[Start of The data]

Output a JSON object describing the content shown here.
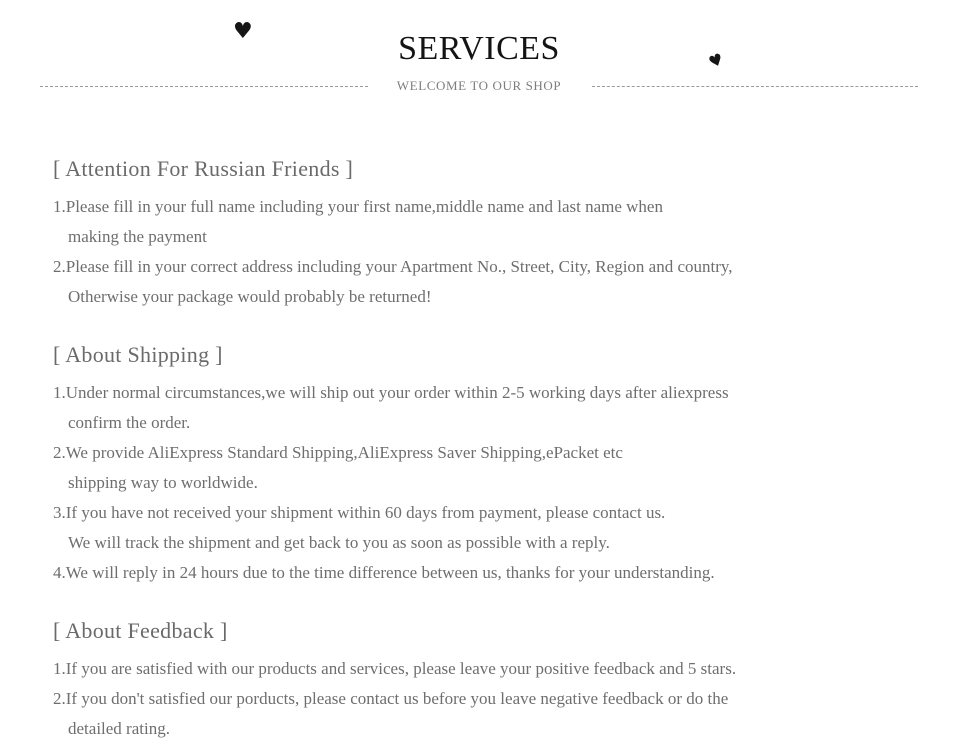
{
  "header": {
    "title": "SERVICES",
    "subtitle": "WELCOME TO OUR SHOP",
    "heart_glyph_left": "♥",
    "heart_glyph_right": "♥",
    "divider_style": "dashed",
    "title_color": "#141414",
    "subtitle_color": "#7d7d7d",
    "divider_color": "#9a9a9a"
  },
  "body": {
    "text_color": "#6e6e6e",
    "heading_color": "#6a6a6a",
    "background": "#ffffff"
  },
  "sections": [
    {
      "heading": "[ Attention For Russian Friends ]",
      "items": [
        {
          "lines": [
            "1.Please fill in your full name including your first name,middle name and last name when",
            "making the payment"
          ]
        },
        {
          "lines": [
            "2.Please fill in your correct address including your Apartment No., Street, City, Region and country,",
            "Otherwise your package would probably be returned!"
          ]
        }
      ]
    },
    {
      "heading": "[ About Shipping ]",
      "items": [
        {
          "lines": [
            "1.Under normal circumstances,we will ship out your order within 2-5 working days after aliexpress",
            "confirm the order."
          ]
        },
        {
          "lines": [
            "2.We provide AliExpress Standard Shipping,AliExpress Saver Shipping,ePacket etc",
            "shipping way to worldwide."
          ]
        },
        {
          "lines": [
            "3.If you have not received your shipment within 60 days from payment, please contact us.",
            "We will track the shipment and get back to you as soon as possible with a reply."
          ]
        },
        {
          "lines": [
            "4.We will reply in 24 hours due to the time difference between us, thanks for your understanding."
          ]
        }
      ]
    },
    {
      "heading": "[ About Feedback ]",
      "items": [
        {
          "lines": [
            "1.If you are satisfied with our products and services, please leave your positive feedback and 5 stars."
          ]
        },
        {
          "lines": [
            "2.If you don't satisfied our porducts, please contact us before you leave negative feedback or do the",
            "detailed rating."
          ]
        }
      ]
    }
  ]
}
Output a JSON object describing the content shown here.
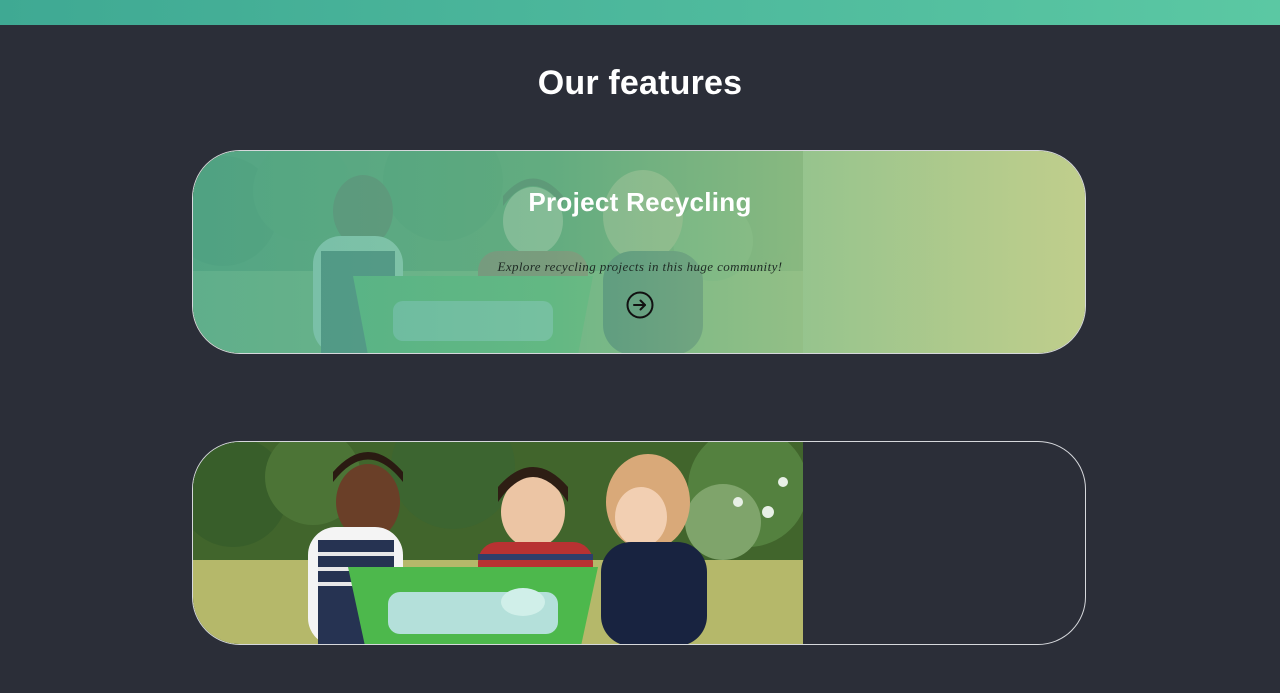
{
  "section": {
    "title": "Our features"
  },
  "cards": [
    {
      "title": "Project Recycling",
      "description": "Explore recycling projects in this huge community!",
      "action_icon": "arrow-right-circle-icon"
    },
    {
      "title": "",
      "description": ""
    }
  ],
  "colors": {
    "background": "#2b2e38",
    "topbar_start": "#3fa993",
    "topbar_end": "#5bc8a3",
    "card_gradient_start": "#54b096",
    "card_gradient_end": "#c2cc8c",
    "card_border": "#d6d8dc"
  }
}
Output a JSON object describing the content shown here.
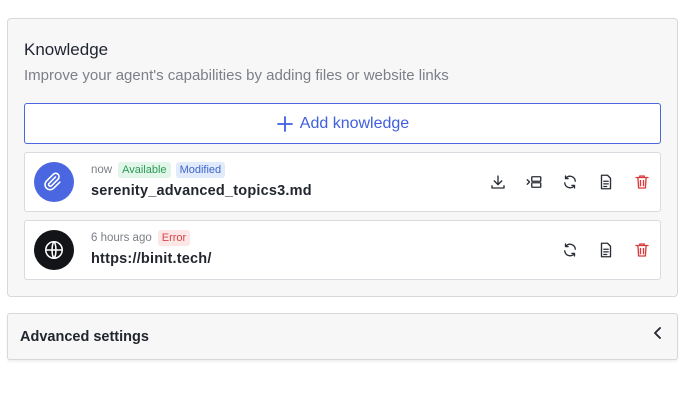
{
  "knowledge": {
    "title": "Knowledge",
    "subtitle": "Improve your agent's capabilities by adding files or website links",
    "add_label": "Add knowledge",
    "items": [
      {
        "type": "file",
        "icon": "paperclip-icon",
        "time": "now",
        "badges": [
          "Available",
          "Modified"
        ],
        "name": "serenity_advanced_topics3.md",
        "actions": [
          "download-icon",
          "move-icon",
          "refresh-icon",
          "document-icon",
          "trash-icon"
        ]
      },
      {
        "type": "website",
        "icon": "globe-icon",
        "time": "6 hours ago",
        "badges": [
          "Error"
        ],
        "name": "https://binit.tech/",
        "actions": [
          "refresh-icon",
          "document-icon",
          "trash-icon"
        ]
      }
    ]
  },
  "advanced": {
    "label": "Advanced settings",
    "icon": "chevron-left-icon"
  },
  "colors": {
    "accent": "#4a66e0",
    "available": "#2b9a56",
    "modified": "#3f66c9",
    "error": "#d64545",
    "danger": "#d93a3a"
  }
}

[End of The data]

▸ **Task prompt**:
Each entry above is to be written out again unchanged, apart from the pictures, which are left out.

▸ **Answer**:
Output a JSON object describing the content shown here.
{
  "header": {
    "title": "SERVICES",
    "subtitle": "WELCOME TO OUR SHOP",
    "heart_glyph_left": "♥",
    "heart_glyph_right": "♥",
    "divider_style": "dashed",
    "title_color": "#141414",
    "subtitle_color": "#7d7d7d",
    "divider_color": "#9a9a9a"
  },
  "body": {
    "text_color": "#6e6e6e",
    "heading_color": "#6a6a6a",
    "background": "#ffffff"
  },
  "sections": [
    {
      "heading": "[ Attention For Russian Friends ]",
      "items": [
        {
          "lines": [
            "1.Please fill in your full name including your first name,middle name and last name when",
            "making the payment"
          ]
        },
        {
          "lines": [
            "2.Please fill in your correct address including your Apartment No., Street, City, Region and country,",
            "Otherwise your package would probably be returned!"
          ]
        }
      ]
    },
    {
      "heading": "[ About Shipping ]",
      "items": [
        {
          "lines": [
            "1.Under normal circumstances,we will ship out your order within 2-5 working days after aliexpress",
            "confirm the order."
          ]
        },
        {
          "lines": [
            "2.We provide AliExpress Standard Shipping,AliExpress Saver Shipping,ePacket etc",
            "shipping way to worldwide."
          ]
        },
        {
          "lines": [
            "3.If you have not received your shipment within 60 days from payment, please contact us.",
            "We will track the shipment and get back to you as soon as possible with a reply."
          ]
        },
        {
          "lines": [
            "4.We will reply in 24 hours due to the time difference between us, thanks for your understanding."
          ]
        }
      ]
    },
    {
      "heading": "[ About Feedback ]",
      "items": [
        {
          "lines": [
            "1.If you are satisfied with our products and services, please leave your positive feedback and 5 stars."
          ]
        },
        {
          "lines": [
            "2.If you don't satisfied our porducts, please contact us before you leave negative feedback or do the",
            "detailed rating."
          ]
        }
      ]
    }
  ]
}
Output a JSON object describing the content shown here.
{
  "section": {
    "title": "Our features"
  },
  "cards": [
    {
      "title": "Project Recycling",
      "description": "Explore recycling projects in this huge community!",
      "action_icon": "arrow-right-circle-icon"
    },
    {
      "title": "",
      "description": ""
    }
  ],
  "colors": {
    "background": "#2b2e38",
    "topbar_start": "#3fa993",
    "topbar_end": "#5bc8a3",
    "card_gradient_start": "#54b096",
    "card_gradient_end": "#c2cc8c",
    "card_border": "#d6d8dc"
  }
}
Output a JSON object describing the content shown here.
{
  "knowledge": {
    "title": "Knowledge",
    "subtitle": "Improve your agent's capabilities by adding files or website links",
    "add_label": "Add knowledge",
    "items": [
      {
        "type": "file",
        "icon": "paperclip-icon",
        "time": "now",
        "badges": [
          "Available",
          "Modified"
        ],
        "name": "serenity_advanced_topics3.md",
        "actions": [
          "download-icon",
          "move-icon",
          "refresh-icon",
          "document-icon",
          "trash-icon"
        ]
      },
      {
        "type": "website",
        "icon": "globe-icon",
        "time": "6 hours ago",
        "badges": [
          "Error"
        ],
        "name": "https://binit.tech/",
        "actions": [
          "refresh-icon",
          "document-icon",
          "trash-icon"
        ]
      }
    ]
  },
  "advanced": {
    "label": "Advanced settings",
    "icon": "chevron-left-icon"
  },
  "colors": {
    "accent": "#4a66e0",
    "available": "#2b9a56",
    "modified": "#3f66c9",
    "error": "#d64545",
    "danger": "#d93a3a"
  }
}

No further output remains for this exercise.